**Problem**: Each record is to be printed again precisely as it reads.

[Dataset entries]
┄┄┄┄┄┄┄┄┄┄┄┄┄┄┄┄┄┄┄┄
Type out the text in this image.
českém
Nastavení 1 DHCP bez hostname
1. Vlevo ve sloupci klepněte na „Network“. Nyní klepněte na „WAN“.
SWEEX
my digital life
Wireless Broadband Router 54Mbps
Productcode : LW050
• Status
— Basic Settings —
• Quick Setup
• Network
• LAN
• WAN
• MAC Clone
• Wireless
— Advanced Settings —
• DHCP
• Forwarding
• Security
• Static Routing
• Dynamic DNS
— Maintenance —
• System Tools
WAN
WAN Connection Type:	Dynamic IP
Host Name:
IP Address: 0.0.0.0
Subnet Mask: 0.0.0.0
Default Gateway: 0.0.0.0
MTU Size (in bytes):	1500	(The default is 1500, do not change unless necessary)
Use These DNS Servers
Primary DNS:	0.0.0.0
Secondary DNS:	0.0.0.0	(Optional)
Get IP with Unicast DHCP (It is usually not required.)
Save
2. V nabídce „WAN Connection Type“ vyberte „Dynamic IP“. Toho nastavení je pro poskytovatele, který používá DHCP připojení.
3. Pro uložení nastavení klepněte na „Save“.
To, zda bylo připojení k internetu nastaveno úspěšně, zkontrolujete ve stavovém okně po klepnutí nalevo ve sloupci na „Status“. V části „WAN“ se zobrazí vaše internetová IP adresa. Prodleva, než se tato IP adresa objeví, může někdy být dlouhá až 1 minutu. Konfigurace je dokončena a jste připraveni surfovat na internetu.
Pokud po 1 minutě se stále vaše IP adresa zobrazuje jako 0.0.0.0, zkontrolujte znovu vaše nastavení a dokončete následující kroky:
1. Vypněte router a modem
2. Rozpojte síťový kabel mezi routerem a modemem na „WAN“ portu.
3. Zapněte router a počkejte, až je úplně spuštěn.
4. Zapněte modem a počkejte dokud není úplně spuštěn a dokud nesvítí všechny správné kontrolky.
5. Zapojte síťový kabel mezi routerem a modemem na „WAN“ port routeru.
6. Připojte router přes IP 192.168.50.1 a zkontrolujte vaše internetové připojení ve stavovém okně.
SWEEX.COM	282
┄┄┄┄┄┄┄┄┄┄┄┄┄┄┄┄┄┄┄┄
**Full answer**:
Type out the text in this image.
českém
Nastavení 1 DHCP bez hostname
1. Vlevo ve sloupci klepněte na „Network“. Nyní klepněte na „WAN“.
SWEEX
my digital life
Wireless Broadband Router 54Mbps
Productcode : LW050
• Status
— Basic Settings —
• Quick Setup
• Network
• LAN
• WAN
• MAC Clone
• Wireless
— Advanced Settings —
• DHCP
• Forwarding
• Security
• Static Routing
• Dynamic DNS
— Maintenance —
• System Tools
WAN
WAN Connection Type:	Dynamic IP
Host Name:
IP Address: 0.0.0.0
Subnet Mask: 0.0.0.0
Default Gateway: 0.0.0.0
MTU Size (in bytes):	1500	(The default is 1500, do not change unless necessary)
Use These DNS Servers
Primary DNS:	0.0.0.0
Secondary DNS:	0.0.0.0	(Optional)
Get IP with Unicast DHCP (It is usually not required.)
Save
2. V nabídce „WAN Connection Type“ vyberte „Dynamic IP“. Toho nastavení je pro poskytovatele, který používá DHCP připojení.
3. Pro uložení nastavení klepněte na „Save“.
To, zda bylo připojení k internetu nastaveno úspěšně, zkontrolujete ve stavovém okně po klepnutí nalevo ve sloupci na „Status“. V části „WAN“ se zobrazí vaše internetová IP adresa. Prodleva, než se tato IP adresa objeví, může někdy být dlouhá až 1 minutu. Konfigurace je dokončena a jste připraveni surfovat na internetu.
Pokud po 1 minutě se stále vaše IP adresa zobrazuje jako 0.0.0.0, zkontrolujte znovu vaše nastavení a dokončete následující kroky:
1. Vypněte router a modem
2. Rozpojte síťový kabel mezi routerem a modemem na „WAN“ portu.
3. Zapněte router a počkejte, až je úplně spuštěn.
4. Zapněte modem a počkejte dokud není úplně spuštěn a dokud nesvítí všechny správné kontrolky.
5. Zapojte síťový kabel mezi routerem a modemem na „WAN“ port routeru.
6. Připojte router přes IP 192.168.50.1 a zkontrolujte vaše internetové připojení ve stavovém okně.
SWEEX.COM	282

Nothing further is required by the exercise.